TASK
Look for "program" in the listing below. Gather each line that contains it.

=== DATASET RECORDS ===

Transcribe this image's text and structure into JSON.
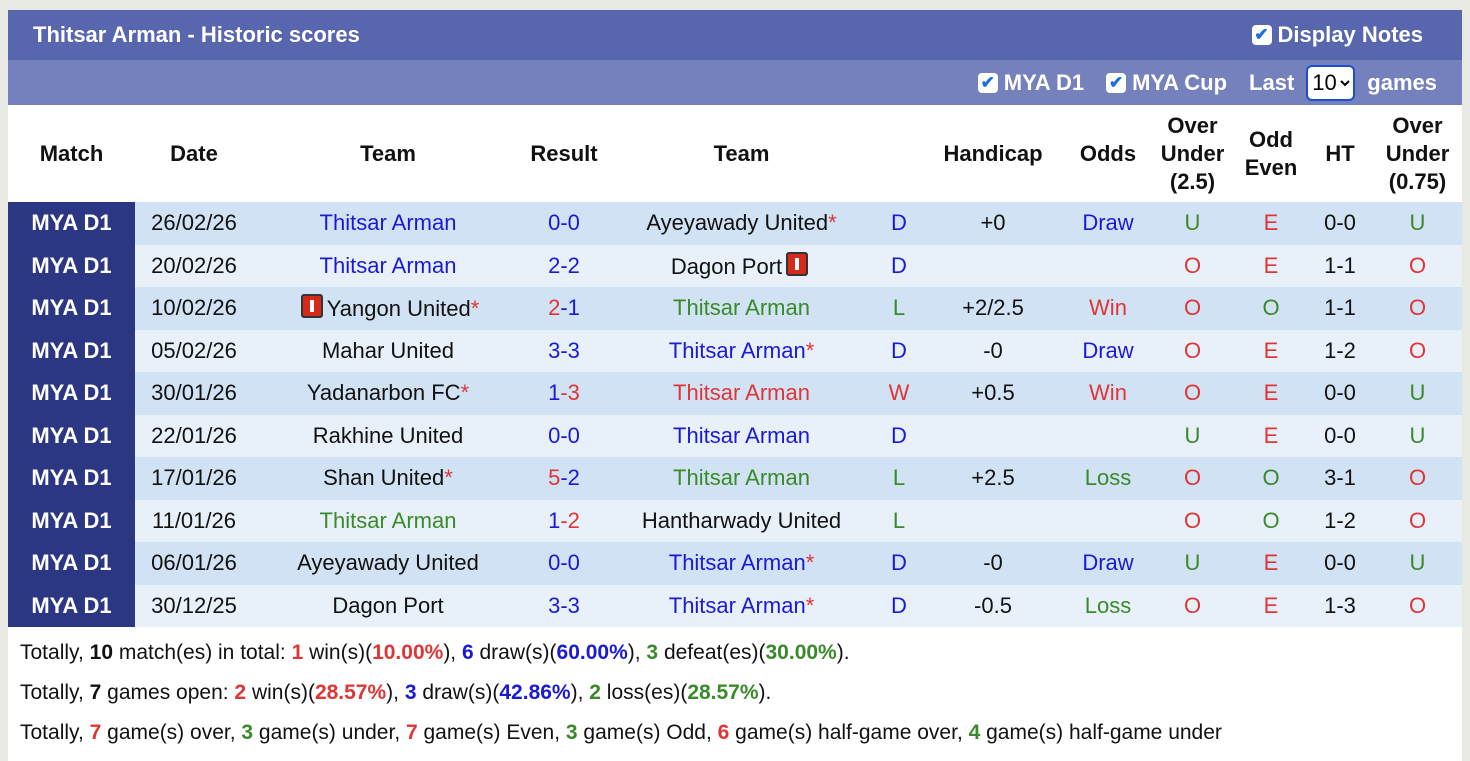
{
  "title": "Thitsar Arman - Historic scores",
  "display_notes": {
    "label": "Display Notes",
    "checked": true
  },
  "filters": [
    {
      "label": "MYA D1",
      "checked": true
    },
    {
      "label": "MYA Cup",
      "checked": true
    }
  ],
  "last_label": "Last",
  "last_value": "10",
  "games_label": "games",
  "headers": [
    "Match",
    "Date",
    "Team",
    "Result",
    "Team",
    "",
    "Handicap",
    "Odds",
    "Over Under (2.5)",
    "Odd Even",
    "HT",
    "Over Under (0.75)"
  ],
  "colors": {
    "blue": "#1a1ad6",
    "red": "#e03535",
    "green": "#3a8a2a",
    "match_bg": "#2c3784",
    "title_bg": "#5866ad"
  },
  "rows": [
    {
      "match": "MYA D1",
      "date": "26/02/26",
      "home": "Thitsar Arman",
      "home_color": "blue",
      "home_star": false,
      "home_card": false,
      "score_home": "0",
      "score_away": "0",
      "sh_color": "blue",
      "sa_color": "blue",
      "away": "Ayeyawady United",
      "away_color": "black",
      "away_star": true,
      "away_card": false,
      "wdl": "D",
      "wdl_color": "blue",
      "handicap": "+0",
      "odds": "Draw",
      "odds_color": "blue",
      "ou": "U",
      "ou_color": "green",
      "oe": "E",
      "oe_color": "red",
      "ht": "0-0",
      "ou2": "U",
      "ou2_color": "green"
    },
    {
      "match": "MYA D1",
      "date": "20/02/26",
      "home": "Thitsar Arman",
      "home_color": "blue",
      "home_star": false,
      "home_card": false,
      "score_home": "2",
      "score_away": "2",
      "sh_color": "blue",
      "sa_color": "blue",
      "away": "Dagon Port",
      "away_color": "black",
      "away_star": false,
      "away_card": true,
      "wdl": "D",
      "wdl_color": "blue",
      "handicap": "",
      "odds": "",
      "odds_color": "blue",
      "ou": "O",
      "ou_color": "red",
      "oe": "E",
      "oe_color": "red",
      "ht": "1-1",
      "ou2": "O",
      "ou2_color": "red"
    },
    {
      "match": "MYA D1",
      "date": "10/02/26",
      "home": "Yangon United",
      "home_color": "black",
      "home_star": true,
      "home_card": true,
      "score_home": "2",
      "score_away": "1",
      "sh_color": "red",
      "sa_color": "blue",
      "away": "Thitsar Arman",
      "away_color": "green",
      "away_star": false,
      "away_card": false,
      "wdl": "L",
      "wdl_color": "green",
      "handicap": "+2/2.5",
      "odds": "Win",
      "odds_color": "red",
      "ou": "O",
      "ou_color": "red",
      "oe": "O",
      "oe_color": "green",
      "ht": "1-1",
      "ou2": "O",
      "ou2_color": "red"
    },
    {
      "match": "MYA D1",
      "date": "05/02/26",
      "home": "Mahar United",
      "home_color": "black",
      "home_star": false,
      "home_card": false,
      "score_home": "3",
      "score_away": "3",
      "sh_color": "blue",
      "sa_color": "blue",
      "away": "Thitsar Arman",
      "away_color": "blue",
      "away_star": true,
      "away_card": false,
      "wdl": "D",
      "wdl_color": "blue",
      "handicap": "-0",
      "odds": "Draw",
      "odds_color": "blue",
      "ou": "O",
      "ou_color": "red",
      "oe": "E",
      "oe_color": "red",
      "ht": "1-2",
      "ou2": "O",
      "ou2_color": "red"
    },
    {
      "match": "MYA D1",
      "date": "30/01/26",
      "home": "Yadanarbon FC",
      "home_color": "black",
      "home_star": true,
      "home_card": false,
      "score_home": "1",
      "score_away": "3",
      "sh_color": "blue",
      "sa_color": "red",
      "away": "Thitsar Arman",
      "away_color": "red",
      "away_star": false,
      "away_card": false,
      "wdl": "W",
      "wdl_color": "red",
      "handicap": "+0.5",
      "odds": "Win",
      "odds_color": "red",
      "ou": "O",
      "ou_color": "red",
      "oe": "E",
      "oe_color": "red",
      "ht": "0-0",
      "ou2": "U",
      "ou2_color": "green"
    },
    {
      "match": "MYA D1",
      "date": "22/01/26",
      "home": "Rakhine United",
      "home_color": "black",
      "home_star": false,
      "home_card": false,
      "score_home": "0",
      "score_away": "0",
      "sh_color": "blue",
      "sa_color": "blue",
      "away": "Thitsar Arman",
      "away_color": "blue",
      "away_star": false,
      "away_card": false,
      "wdl": "D",
      "wdl_color": "blue",
      "handicap": "",
      "odds": "",
      "odds_color": "blue",
      "ou": "U",
      "ou_color": "green",
      "oe": "E",
      "oe_color": "red",
      "ht": "0-0",
      "ou2": "U",
      "ou2_color": "green"
    },
    {
      "match": "MYA D1",
      "date": "17/01/26",
      "home": "Shan United",
      "home_color": "black",
      "home_star": true,
      "home_card": false,
      "score_home": "5",
      "score_away": "2",
      "sh_color": "red",
      "sa_color": "blue",
      "away": "Thitsar Arman",
      "away_color": "green",
      "away_star": false,
      "away_card": false,
      "wdl": "L",
      "wdl_color": "green",
      "handicap": "+2.5",
      "odds": "Loss",
      "odds_color": "green",
      "ou": "O",
      "ou_color": "red",
      "oe": "O",
      "oe_color": "green",
      "ht": "3-1",
      "ou2": "O",
      "ou2_color": "red"
    },
    {
      "match": "MYA D1",
      "date": "11/01/26",
      "home": "Thitsar Arman",
      "home_color": "green",
      "home_star": false,
      "home_card": false,
      "score_home": "1",
      "score_away": "2",
      "sh_color": "blue",
      "sa_color": "red",
      "away": "Hantharwady United",
      "away_color": "black",
      "away_star": false,
      "away_card": false,
      "wdl": "L",
      "wdl_color": "green",
      "handicap": "",
      "odds": "",
      "odds_color": "blue",
      "ou": "O",
      "ou_color": "red",
      "oe": "O",
      "oe_color": "green",
      "ht": "1-2",
      "ou2": "O",
      "ou2_color": "red"
    },
    {
      "match": "MYA D1",
      "date": "06/01/26",
      "home": "Ayeyawady United",
      "home_color": "black",
      "home_star": false,
      "home_card": false,
      "score_home": "0",
      "score_away": "0",
      "sh_color": "blue",
      "sa_color": "blue",
      "away": "Thitsar Arman",
      "away_color": "blue",
      "away_star": true,
      "away_card": false,
      "wdl": "D",
      "wdl_color": "blue",
      "handicap": "-0",
      "odds": "Draw",
      "odds_color": "blue",
      "ou": "U",
      "ou_color": "green",
      "oe": "E",
      "oe_color": "red",
      "ht": "0-0",
      "ou2": "U",
      "ou2_color": "green"
    },
    {
      "match": "MYA D1",
      "date": "30/12/25",
      "home": "Dagon Port",
      "home_color": "black",
      "home_star": false,
      "home_card": false,
      "score_home": "3",
      "score_away": "3",
      "sh_color": "blue",
      "sa_color": "blue",
      "away": "Thitsar Arman",
      "away_color": "blue",
      "away_star": true,
      "away_card": false,
      "wdl": "D",
      "wdl_color": "blue",
      "handicap": "-0.5",
      "odds": "Loss",
      "odds_color": "green",
      "ou": "O",
      "ou_color": "red",
      "oe": "E",
      "oe_color": "red",
      "ht": "1-3",
      "ou2": "O",
      "ou2_color": "red"
    }
  ],
  "summary": [
    [
      {
        "t": "Totally, "
      },
      {
        "t": "10",
        "c": "black",
        "b": true
      },
      {
        "t": " match(es) in total: "
      },
      {
        "t": "1",
        "c": "red",
        "b": true
      },
      {
        "t": " win(s)("
      },
      {
        "t": "10.00%",
        "c": "red",
        "b": true
      },
      {
        "t": "), "
      },
      {
        "t": "6",
        "c": "blue",
        "b": true
      },
      {
        "t": " draw(s)("
      },
      {
        "t": "60.00%",
        "c": "blue",
        "b": true
      },
      {
        "t": "), "
      },
      {
        "t": "3",
        "c": "green",
        "b": true
      },
      {
        "t": " defeat(es)("
      },
      {
        "t": "30.00%",
        "c": "green",
        "b": true
      },
      {
        "t": ")."
      }
    ],
    [
      {
        "t": "Totally, "
      },
      {
        "t": "7",
        "c": "black",
        "b": true
      },
      {
        "t": " games open: "
      },
      {
        "t": "2",
        "c": "red",
        "b": true
      },
      {
        "t": " win(s)("
      },
      {
        "t": "28.57%",
        "c": "red",
        "b": true
      },
      {
        "t": "), "
      },
      {
        "t": "3",
        "c": "blue",
        "b": true
      },
      {
        "t": " draw(s)("
      },
      {
        "t": "42.86%",
        "c": "blue",
        "b": true
      },
      {
        "t": "), "
      },
      {
        "t": "2",
        "c": "green",
        "b": true
      },
      {
        "t": " loss(es)("
      },
      {
        "t": "28.57%",
        "c": "green",
        "b": true
      },
      {
        "t": ")."
      }
    ],
    [
      {
        "t": "Totally, "
      },
      {
        "t": "7",
        "c": "red",
        "b": true
      },
      {
        "t": " game(s) over, "
      },
      {
        "t": "3",
        "c": "green",
        "b": true
      },
      {
        "t": " game(s) under, "
      },
      {
        "t": "7",
        "c": "red",
        "b": true
      },
      {
        "t": " game(s) Even, "
      },
      {
        "t": "3",
        "c": "green",
        "b": true
      },
      {
        "t": " game(s) Odd, "
      },
      {
        "t": "6",
        "c": "red",
        "b": true
      },
      {
        "t": " game(s) half-game over, "
      },
      {
        "t": "4",
        "c": "green",
        "b": true
      },
      {
        "t": " game(s) half-game under"
      }
    ]
  ]
}
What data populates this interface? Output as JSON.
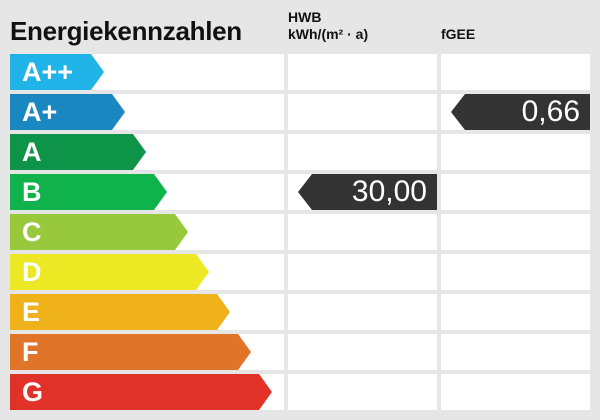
{
  "title": "Energiekennzahlen",
  "columns": {
    "hwb_label": "HWB",
    "hwb_unit": "kWh/(m² · a)",
    "fgee_label": "fGEE"
  },
  "classes": [
    {
      "label": "A++",
      "color": "#1fb3e8"
    },
    {
      "label": "A+",
      "color": "#1a87c0"
    },
    {
      "label": "A",
      "color": "#0d9448"
    },
    {
      "label": "B",
      "color": "#10b24c"
    },
    {
      "label": "C",
      "color": "#98c93c"
    },
    {
      "label": "D",
      "color": "#ece823"
    },
    {
      "label": "E",
      "color": "#f0b21b"
    },
    {
      "label": "F",
      "color": "#e07428"
    },
    {
      "label": "G",
      "color": "#e1322a"
    }
  ],
  "hwb": {
    "value": "30,00",
    "class": "B"
  },
  "fgee": {
    "value": "0,66",
    "class": "A+"
  },
  "marker_color": "#333333"
}
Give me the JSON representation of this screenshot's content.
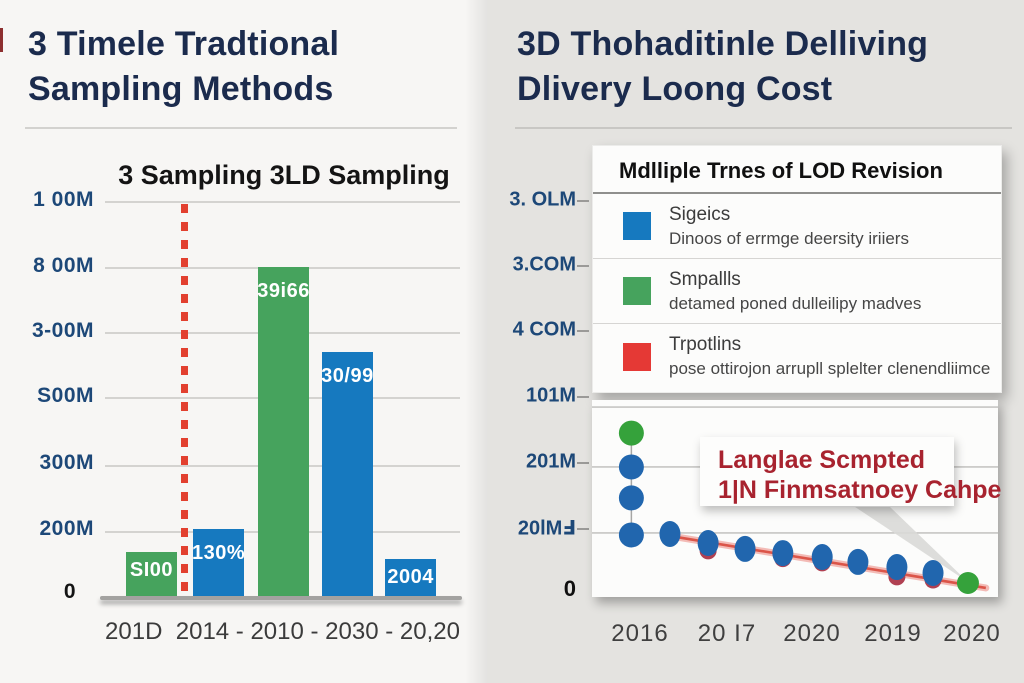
{
  "left_panel": {
    "title": "3 Timele Tradtional Sampling Methods",
    "x_axis_label": "201D  2014 - 2010 - 2030 - 20,20"
  },
  "right_panel": {
    "title_line1": "3D Thohaditinle Delliving",
    "title_line2": "Dlivery Loong Cost",
    "legend": {
      "title": "Mdlliple Trnes of LOD Revision",
      "items": [
        {
          "color": "#1679bf",
          "label": "Sigeics",
          "description": "Dinoos of errmge deersity iriiers"
        },
        {
          "color": "#46a35d",
          "label": "Smpallls",
          "description": "detamed poned dulleilipy madves"
        },
        {
          "color": "#e53935",
          "label": "Trpotlins",
          "description": "pose ottirojon arrupll splelter clenendliimce"
        }
      ]
    },
    "annotation": {
      "line1": "Langlae Scmpted",
      "line2": "1|N Finmsatnoey Cahpe"
    }
  },
  "colors": {
    "navy_title": "#1b2b4d",
    "green": "#46a35d",
    "blue": "#1679bf",
    "red_dotted": "#e2402f",
    "point_blue": "#2166ae",
    "point_green": "#35a23b",
    "point_red": "#b04052",
    "trend_red": "#d94b3e",
    "annotation_red": "#a8232f",
    "axis_label_blue": "#1d4878"
  },
  "chart_data": [
    {
      "type": "bar",
      "title": "3 Sampling 3LD Sampling",
      "y_labels": [
        "1 00M",
        "8 00M",
        "3-00M",
        "S00M",
        "300M",
        "200M",
        "0"
      ],
      "x_axis_text": "201D  2014 - 2010 - 2030 - 20,20",
      "gridlines_pct": [
        0,
        16.6,
        33,
        49.4,
        66.5,
        83.1
      ],
      "bar_width_pct": 14.4,
      "bars": [
        {
          "value_label": "SI00",
          "color": "green",
          "left_pct": 5.9,
          "height_pct": 11.6
        },
        {
          "value_label": "130%",
          "color": "blue",
          "left_pct": 24.8,
          "height_pct": 17.4
        },
        {
          "value_label": "39i66",
          "color": "green",
          "left_pct": 43.1,
          "height_pct": 83.4
        },
        {
          "value_label": "30/99",
          "color": "blue",
          "left_pct": 61.1,
          "height_pct": 62.0
        },
        {
          "value_label": "2004",
          "color": "blue",
          "left_pct": 78.9,
          "height_pct": 9.8
        }
      ],
      "red_dashed_line": {
        "left_pct": 22.3
      }
    },
    {
      "type": "scatter",
      "y_labels": [
        "3. OLM",
        "3.COM",
        "4 COM",
        "101M",
        "201M",
        "20lMℲ",
        "0"
      ],
      "x_labels": [
        "2016",
        "20 I7",
        "2020",
        "2019",
        "2020"
      ],
      "gridlines_pct": [
        3.6,
        34,
        67.5
      ],
      "column_points": [
        {
          "color": "point_green",
          "x_pct": 9.7,
          "y_pct": 16.8
        },
        {
          "color": "point_blue",
          "x_pct": 9.7,
          "y_pct": 34.0
        },
        {
          "color": "point_blue",
          "x_pct": 9.7,
          "y_pct": 49.7
        },
        {
          "color": "point_blue",
          "x_pct": 9.7,
          "y_pct": 68.5
        }
      ],
      "connector_line": {
        "x_pct": 9.7,
        "y1_pct": 16.8,
        "y2_pct": 68.5
      },
      "blue_series_pct": [
        [
          19.2,
          68.0
        ],
        [
          28.6,
          72.6
        ],
        [
          37.7,
          75.6
        ],
        [
          47.0,
          77.7
        ],
        [
          56.7,
          79.7
        ],
        [
          65.5,
          82.2
        ],
        [
          75.1,
          84.8
        ],
        [
          84.0,
          87.8
        ]
      ],
      "red_series_pct": [
        [
          28.6,
          76.6
        ],
        [
          47.0,
          80.5
        ],
        [
          56.7,
          82.7
        ],
        [
          75.1,
          89.8
        ],
        [
          84.0,
          91.4
        ]
      ],
      "end_point_green_pct": [
        92.6,
        92.9
      ],
      "trend_line_pct": {
        "from": [
          17.7,
          68.5
        ],
        "to": [
          97.0,
          95.4
        ]
      },
      "pointer_beam_pct": [
        [
          64.8,
          54.3
        ],
        [
          73.4,
          54.3
        ],
        [
          92.6,
          92.4
        ]
      ]
    }
  ]
}
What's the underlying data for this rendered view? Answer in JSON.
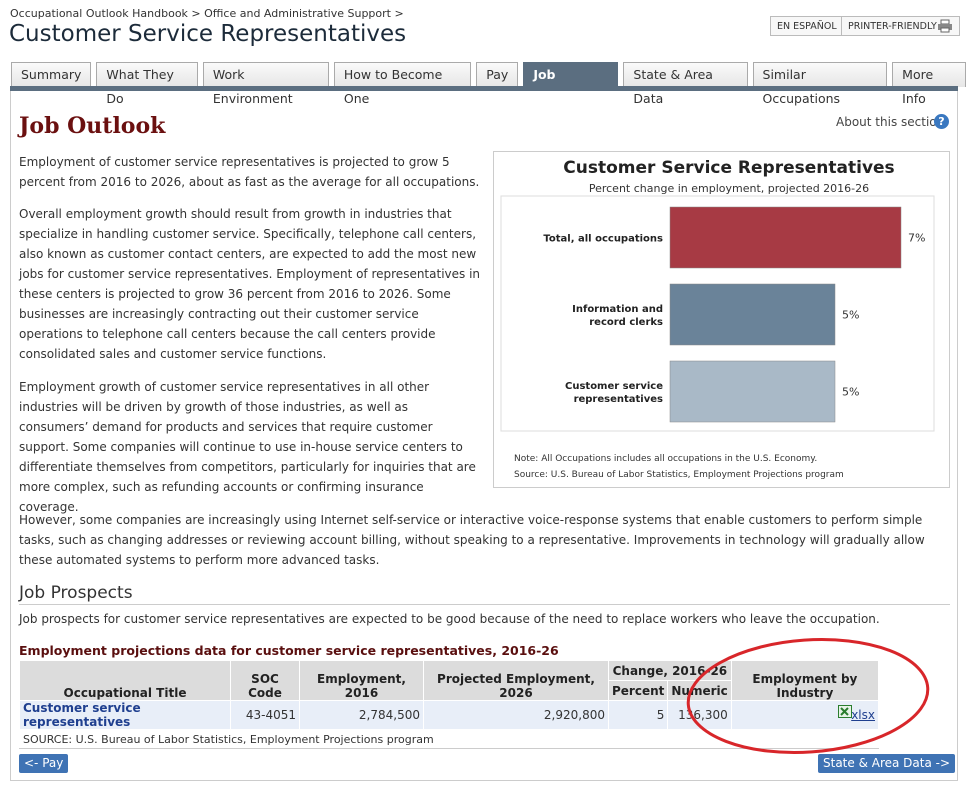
{
  "breadcrumb": "Occupational Outlook Handbook > Office and Administrative Support >",
  "header": {
    "title": "Customer Service Representatives",
    "buttons": [
      "EN ESPAÑOL",
      "PRINTER-FRIENDLY"
    ]
  },
  "tabs": [
    "Summary",
    "What They Do",
    "Work Environment",
    "How to Become One",
    "Pay",
    "Job Outlook",
    "State & Area Data",
    "Similar Occupations",
    "More Info"
  ],
  "active_tab": 5,
  "section": {
    "title": "Job Outlook",
    "about": "About this section",
    "paragraphs": [
      "Employment of customer service representatives is projected to grow 5 percent from 2016 to 2026, about as fast as the average for all occupations.",
      "Overall employment growth should result from growth in industries that specialize in handling customer service. Specifically, telephone call centers, also known as customer contact centers, are expected to add the most new jobs for customer service representatives. Employment of representatives in these centers is projected to grow 36 percent from 2016 to 2026. Some businesses are increasingly contracting out their customer service operations to telephone call centers because the call centers provide consolidated sales and customer service functions.",
      "Employment growth of customer service representatives in all other industries will be driven by growth of those industries, as well as consumers’ demand for products and services that require customer support. Some companies will continue to use in-house service centers to differentiate themselves from competitors, particularly for inquiries that are more complex, such as refunding accounts or confirming insurance coverage.",
      "However, some companies are increasingly using Internet self-service or interactive voice-response systems that enable customers to perform simple tasks, such as changing addresses or reviewing account billing, without speaking to a representative. Improvements in technology will gradually allow these automated systems to perform more advanced tasks."
    ]
  },
  "chart_data": {
    "type": "bar",
    "orientation": "horizontal",
    "title": "Customer Service Representatives",
    "subtitle": "Percent change in employment, projected 2016-26",
    "categories": [
      "Total, all occupations",
      "Information and record clerks",
      "Customer service representatives"
    ],
    "values": [
      7,
      5,
      5
    ],
    "value_labels": [
      "7%",
      "5%",
      "5%"
    ],
    "colors": [
      "#a73a44",
      "#6a8399",
      "#a9b9c7"
    ],
    "notes": [
      "Note: All Occupations includes all occupations in the U.S. Economy.",
      "Source: U.S. Bureau of Labor Statistics, Employment Projections program"
    ]
  },
  "prospects": {
    "title": "Job Prospects",
    "text": "Job prospects for customer service representatives are expected to be good because of the need to replace workers who leave the occupation."
  },
  "table": {
    "caption": "Employment projections data for customer service representatives, 2016-26",
    "headers": [
      "Occupational Title",
      "SOC Code",
      "Employment, 2016",
      "Projected Employment, 2026",
      "Change, 2016-26",
      "Employment by Industry"
    ],
    "subheaders": [
      "Percent",
      "Numeric"
    ],
    "rows": [
      [
        "Customer service representatives",
        "43-4051",
        "2,784,500",
        "2,920,800",
        "5",
        "136,300",
        "xlsx"
      ]
    ],
    "source": "SOURCE: U.S. Bureau of Labor Statistics, Employment Projections program"
  },
  "nav": {
    "prev": "<- Pay",
    "next": "State & Area Data ->"
  }
}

===

TASK RESPONSE
      "Source: U.S. Bureau of Labor Statistics, Employment Projections program"
    "source": "SOURCE: U.S. Bureau of Labor Statistics, Employment Projections program"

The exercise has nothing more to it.